* _ТЕКСТ РЕЦЕНЗИИ_
Наверное, мне не нужно объяснять, что в комедиях ситуаций случаются очень несмешные моменты. Разбита любимая ваза, или забыт билет на самолёт; да какая разница, что произошла за неурядица! Буквально через несколько секунды должно произойти разоблачение, и лицо виновника последовательно отображает все мыслимые цвета от нового пионерского галстука до натерпевшейся наволочки из поезда дальнего следования. Время встаёт самым нефигуральным образом. В такие напряжённые моменты я обычно сбегаю беречь нервы в тихо журчащем уюте туалета. Конечно, в фильмах всё разрешается, вазы оказываются китайскими (причём, не династии Мин!), а злополучные билеты обнаруживаются в самом неожиданном кармане. В жизни обычно бывает хуже.
Порой, случается ненароком встретить очень старого друга. Не того, что лучше новых двух, а просроченного. Помните про джинна, который, настоявшись в бутылке, надумал жестоко надругаться над своим спасителем? С заброшенной надолго дружбой происходит что-то схожее. Смотришь на такого друга и совершенно немыслимо даже вообразить, что ты с ним и то, и пятое, и десятое, и вообще, когда-то не разлей вода. Неудобство взаимное и непреодолимое, но сразу попрощаться невежливо, а убежать в туалет нельзя, и тягучий разговор наматывается на стрелки часов. Осторожно пробежаться по общим знакомым (только бы правильно вспомнить все имена!), дежурные семья, дети, работа. Ну, дружище, слушай, нужно бежать; дела? дела, да и у меня тоже. Обязательно нужно? - да, да, непременно, как же, созвонимся и тогда уж точно, как раньше. Большой соблазн написать не тот телефон; впрочем, всё равно ведь не позвонит.
Как не печально это признавать, последний роман Виктора Пелевина оставляет схожее впечатление. И проблема "Священной книги оборотня" кроется не в избранном формате дневника старой китайской лисы-оборотня, и даже не в её вызывающем имени: "А Хули", которое воодушевило стольких критиков до меня на сомнительные каламбуры. Конечно же, легче всего пробежаться по вечным пелевинским слабостям: небрежному стилю, традиционному сведению счетов с критиками, тяге к плоским шуткам и кривым англоязычным вставкам (по-настоящему неуклюжим), по, наконец, очевидным провокациям и подтасовкам ("гвозди бы делать из этих людей, больше бы было в мире гвоздей"). Но эти упрёки несправедливы уже потому, что применимы к практически каждому пелевинскому тексту. Между тем, магия и успех Пелевина кроются в совсем другом месте, довольно неожиданном для писателя, традиционно посчитанного в постмодернисты.

(Данные о координатах макета)

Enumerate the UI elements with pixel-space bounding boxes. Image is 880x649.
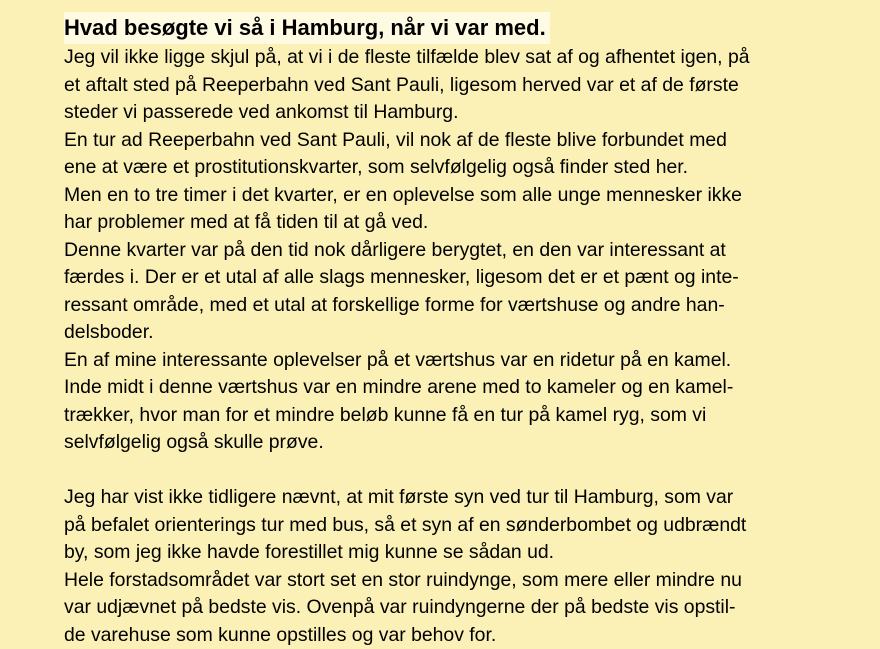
text-line: steder vi passerede ved ankomst til Hamburg. [64,99,880,127]
text-line: En af mine interessante oplevelser på et værtshus var en ridetur på en kamel. [64,347,880,375]
text-line: Hele forstadsområdet var stort set en stor ruindynge, som mere eller mindre nu [64,567,880,595]
text-line: færdes i. Der er et utal af alle slags mennesker, ligesom det er et pænt og inte- [64,264,880,292]
text-line: Denne kvarter var på den tid nok dårligere berygtet, en den var interessant at [64,237,880,265]
text-line: var udjævnet på bedste vis. Ovenpå var ruindyngerne der på bedste vis opstil- [64,594,880,622]
text-line: har problemer med at få tiden til at gå ved. [64,209,880,237]
text-line: et aftalt sted på Reeperbahn ved Sant Pauli, ligesom herved var et af de første [64,72,880,100]
text-line: Inde midt i denne værtshus var en mindre arene med to kameler og en kamel- [64,374,880,402]
text-line: Jeg vil ikke ligge skjul på, at vi i de fleste tilfælde blev sat af og afhentet igen, på [64,44,880,72]
text-line: på befalet orienterings tur med bus, så et syn af en sønderbombet og udbrændt [64,512,880,540]
text-line: Jeg har vist ikke tidligere nævnt, at mit første syn ved tur til Hamburg, som var [64,484,880,512]
text-line: En tur ad Reeperbahn ved Sant Pauli, vil nok af de fleste blive forbundet med [64,127,880,155]
blank-line [64,457,880,485]
text-line: ressant område, med et utal at forskellige forme for værtshuse og andre han- [64,292,880,320]
document-title: Hvad besøgte vi så i Hamburg, når vi var med. [64,12,550,44]
text-line: trækker, hvor man for et mindre beløb kunne få en tur på kamel ryg, som vi [64,402,880,430]
text-line: ene at være et prostitutionskvarter, som selvfølgelig også finder sted her. [64,154,880,182]
text-line: delsboder. [64,319,880,347]
text-line: by, som jeg ikke havde forestillet mig kunne se sådan ud. [64,539,880,567]
document-page [64,12,880,649]
text-line: Men en to tre timer i det kvarter, er en oplevelse som alle unge mennesker ikke [64,182,880,210]
text-line: selvfølgelig også skulle prøve. [64,429,880,457]
text-line: de varehuse som kunne opstilles og var behov for. [64,622,880,649]
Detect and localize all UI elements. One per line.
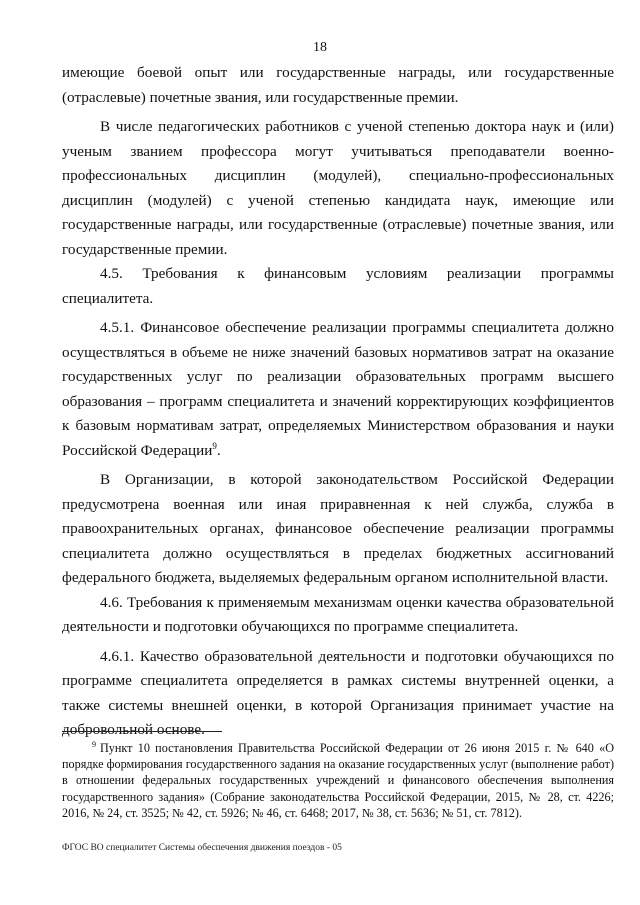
paragraph-military-organization: В Организации, в которой законодательством Российской Федерации предусмотрена военная или иная приравненная к ней служба, служба в правоохранительных органах, финансовое обеспечение реализации программы специалитета должно осуществляться в пределах бюджетных ассигнований федерального бюджета, выделяемых федеральным органом исполнительной власти. [62,471,614,586]
footnote-reference: 9 [212,440,217,451]
page-footer: ФГОС ВО специалитет Системы обеспечения движения поездов - 05 [62,843,342,853]
paragraph-4-6-1: 4.6.1. Качество образовательной деятельности и подготовки обучающихся по программе специалитета определяется в рамках системы внутренней оценки, а также системы внешней оценки, в которой Организация принимает участие на добровольной основе. [62,647,614,738]
footnote-divider [62,731,222,732]
page-number: 18 [313,40,327,55]
paragraph-teachers-degree: В числе педагогических работников с ученой степенью доктора наук и (или) ученым званием профессора могут учитываться преподаватели военно-профессиональных дисциплин (модулей), специально-профессиональных дисциплин (модулей) с ученой степенью кандидата наук, имеющие или государственные награды, или государственные (отраслевые) почетные звания, или государственные премии. [62,118,614,258]
paragraph-4-5-1-tail: . [216,441,221,459]
footnote-text: Пункт 10 постановления Правительства Российской Федерации от 26 июня 2015 г. № 640 «О порядке формирования государственного задания на оказание государственных услуг (выполнение работ) в отношении федеральных государственных учреждений и финансового обеспечения выполнения государственного задания» (Собрание законодательства Российской Федерации, 2015, № 28, ст. 4226; 2016, № 24, ст. 3525; № 42, ст. 5926; № 46, ст. 6468; 2017, № 38, ст. 5636; № 51, ст. 7812). [62,741,614,820]
section-4-6-heading: 4.6. Требования к применяемым механизмам оценки качества образовательной деятельности и подготовки обучающихся по программе специалитета. [62,593,614,635]
footnote-mark: 9 [92,739,96,749]
footnote [62,740,614,821]
section-4-5-heading: 4.5. Требования к финансовым условиям реализации программы специалитета. [62,265,614,307]
paragraph-4-5-1-text: 4.5.1. Финансовое обеспечение реализации программы специалитета должно осуществляться в объеме не ниже значений базовых нормативов затрат на оказание государственных услуг по реализации образовательных программ высшего образования – программ специалитета и значений корректирующих коэффициентов к базовым нормативам затрат, определяемых Министерством образования и науки Российской Федерации [62,319,614,459]
paragraph-4-5-1 [62,316,614,463]
paragraph-continuation: имеющие боевой опыт или государственные награды, или государственные (отраслевые) почетные звания, или государственные премии. [62,64,614,106]
body-text [62,61,614,743]
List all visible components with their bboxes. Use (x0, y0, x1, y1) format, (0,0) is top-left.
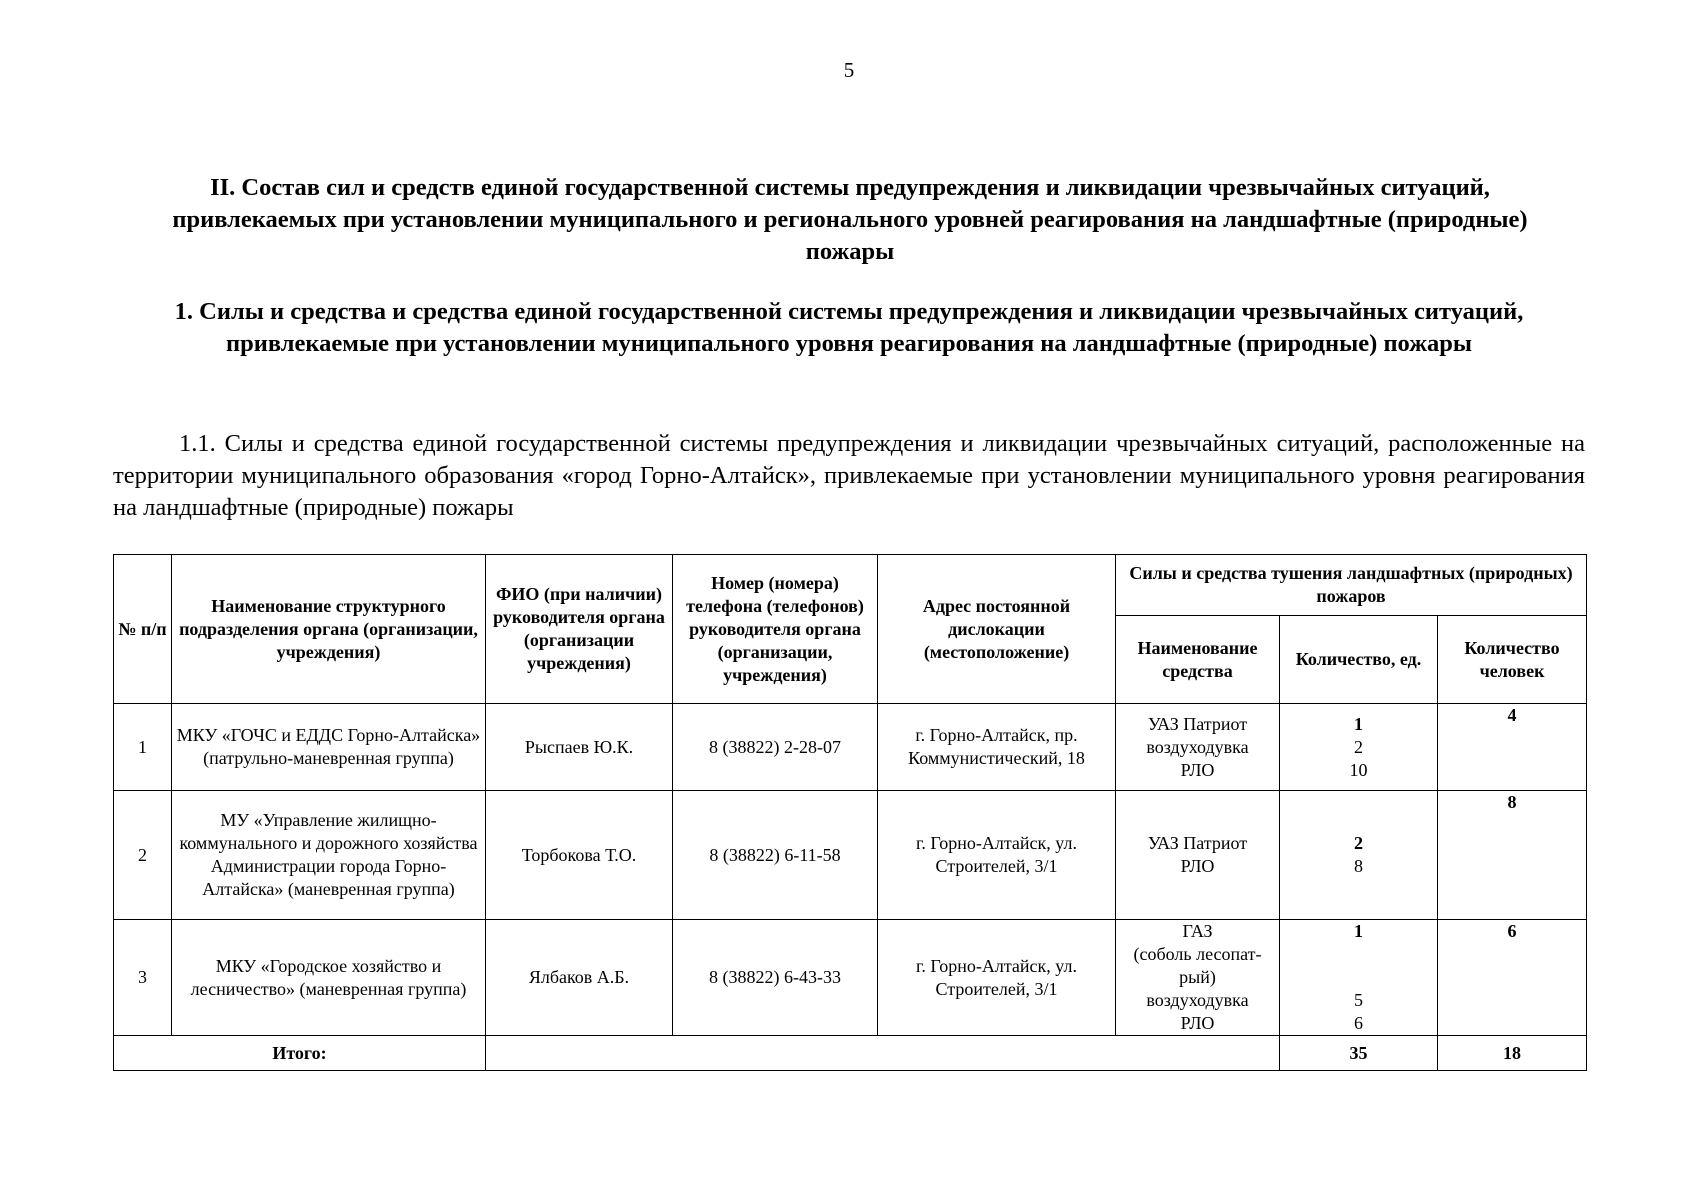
row-num: 2 (114, 791, 172, 920)
qty-spacer (1282, 943, 1435, 966)
row-org: МКУ «Городское хозяйство и лесничество» (маневренная группа) (172, 920, 486, 1036)
header-head: ФИО (при наличии) руководителя органа (организации учреждения) (486, 555, 673, 704)
subsection-heading: 1. Силы и средства и средства единой государственной системы предупреждения и ликвидации чрезвычайных ситуаций, привлекаемые при установлении муниципального уровня реагирования на ландшафтные (природные) пожары (174, 298, 1524, 357)
row-means (1116, 704, 1280, 791)
header-phone: Номер (номера) телефона (телефонов) руководителя органа (организации, учреждения) (673, 555, 878, 704)
row-phone: 8 (38822) 2-28-07 (673, 704, 878, 791)
means-item: РЛО (1180, 759, 1215, 780)
qty-item: 2 (1354, 736, 1363, 757)
row-qty (1280, 704, 1438, 791)
header-org: Наименование структурного подразделения органа (организации, учреждения) (172, 555, 486, 704)
means-item: УАЗ Патриот (1147, 833, 1248, 853)
means-item: (соболь лесопат- (1133, 944, 1262, 964)
means-item: РЛО (1180, 856, 1215, 876)
total-people: 18 (1438, 1036, 1587, 1071)
qty-item: 2 (1354, 833, 1363, 853)
means-item: РЛО (1180, 1013, 1215, 1033)
means-item: воздуходувка (1146, 990, 1249, 1010)
qty-item: 8 (1354, 856, 1363, 876)
means-item: УАЗ Патриот (1147, 713, 1248, 734)
means-item: воздуходувка (1146, 736, 1249, 757)
means-item: ГАЗ (1182, 921, 1213, 941)
row-num: 1 (114, 704, 172, 791)
qty-item: 1 (1354, 713, 1363, 734)
row-head: Ялбаков А.Б. (486, 920, 673, 1036)
row-people: 6 (1438, 920, 1587, 1036)
forces-table (113, 554, 1587, 1071)
intro-paragraph: 1.1. Силы и средства единой государственной системы предупреждения и ликвидации чрезвычайных ситуаций, расположенные на территории муниципального образования «город Горно-Алтайск», привлекаемые при установлении муниципального уровня реагирования на ландшафтные (природные) пожары (113, 430, 1585, 521)
row-phone: 8 (38822) 6-11-58 (673, 791, 878, 920)
row-address: г. Горно-Алтайск, ул. Строителей, 3/1 (878, 791, 1116, 920)
header-means-qty: Количество, ед. (1280, 616, 1438, 704)
header-forces-group: Силы и средства тушения ландшафтных (природных) пожаров (1116, 555, 1587, 616)
table-row (114, 704, 1587, 791)
row-head: Рыспаев Ю.К. (486, 704, 673, 791)
row-head: Торбокова Т.О. (486, 791, 673, 920)
qty-item: 10 (1349, 759, 1368, 780)
header-people-qty: Количество человек (1438, 616, 1587, 704)
row-people: 8 (1438, 791, 1587, 920)
total-label: Итого: (114, 1036, 486, 1071)
means-item: рый) (1179, 967, 1216, 987)
qty-spacer (1282, 966, 1435, 989)
qty-item: 6 (1354, 1013, 1363, 1033)
row-qty (1280, 920, 1438, 1036)
row-qty (1280, 791, 1438, 920)
page-number: 5 (843, 58, 855, 82)
total-row (114, 1036, 1587, 1071)
qty-item: 1 (1354, 921, 1363, 941)
table-row (114, 920, 1587, 1036)
row-address: г. Горно-Алтайск, ул. Строителей, 3/1 (878, 920, 1116, 1036)
row-means (1116, 791, 1280, 920)
qty-item: 5 (1354, 990, 1363, 1010)
row-org: МКУ «ГОЧС и ЕДДС Горно-Алтайска» (патрульно-маневренная группа) (172, 704, 486, 791)
total-qty: 35 (1280, 1036, 1438, 1071)
header-address: Адрес постоянной дислокации (местоположение) (878, 555, 1116, 704)
header-num: № п/п (114, 555, 172, 704)
section-heading: II. Состав сил и средств единой государственной системы предупреждения и ликвидации чрезвычайных ситуаций, привлекаемых при установлении муниципального и регионального уровней реагирования на ландшафтные (природные) пожары (172, 174, 1528, 265)
row-means (1116, 920, 1280, 1036)
row-num: 3 (114, 920, 172, 1036)
total-empty (486, 1036, 1280, 1071)
table-row (114, 791, 1587, 920)
row-phone: 8 (38822) 6-43-33 (673, 920, 878, 1036)
row-people: 4 (1438, 704, 1587, 791)
header-means-name: Наименование средства (1116, 616, 1280, 704)
row-address: г. Горно-Алтайск, пр. Коммунистический, 18 (878, 704, 1116, 791)
row-org: МУ «Управление жилищно-коммунального и дорожного хозяйства Администрации города Горно-Алтайска» (маневренная группа) (172, 791, 486, 920)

* _ЗАДАНИЕ К УПРАЖНЕНИЮ_
Подхватите рецензию на роман Пелевина «Священная книга оборотня» и продолжите её, начиная сразу после последнего приведённого предложения. Приведённые пункты для этой работы значения не имеют.

* _ОТВЕТ К УПРАЖНЕНИЮ_
Стоит начать с парадоксального, наверное, утверждения, что Пелевин представляется мне писателем-моралистом, насколько это вообще может себе позволить современный писатель. Конечно, нелепо воображать, что в наше время ещё найдутся читатели, согласные покорно глотать рассказы об условных Танях и Машах, которые поступают сознательнее условных Оль и Наташ, и бывают награждены за такой вывих психики, если не лишней ватрушкой, то хотя бы визитом ангелов небесных. Современный моралист - это человек, который очень хорошо знает, как воздать по заслугам каждому из своих персонажей, но не может позволить распустить себе чешущиеся руки. Обнажённые идеалистические тексты более не в почёте у читателя; пропаганда убила жанр памфлета, никто уже не доверяет слишком искреннему тексту. Типичный постмодерновый автор вынужден тщательно маскировать свою собственную точку зрения; как музыкант, злоупотребляющий атональностями, дабы ненароком не сфальшивить в сложном пассаже. Единственные безопасные способы доносить свою точку зрения для постмодернового автора - это провокация, мистификация и ирония.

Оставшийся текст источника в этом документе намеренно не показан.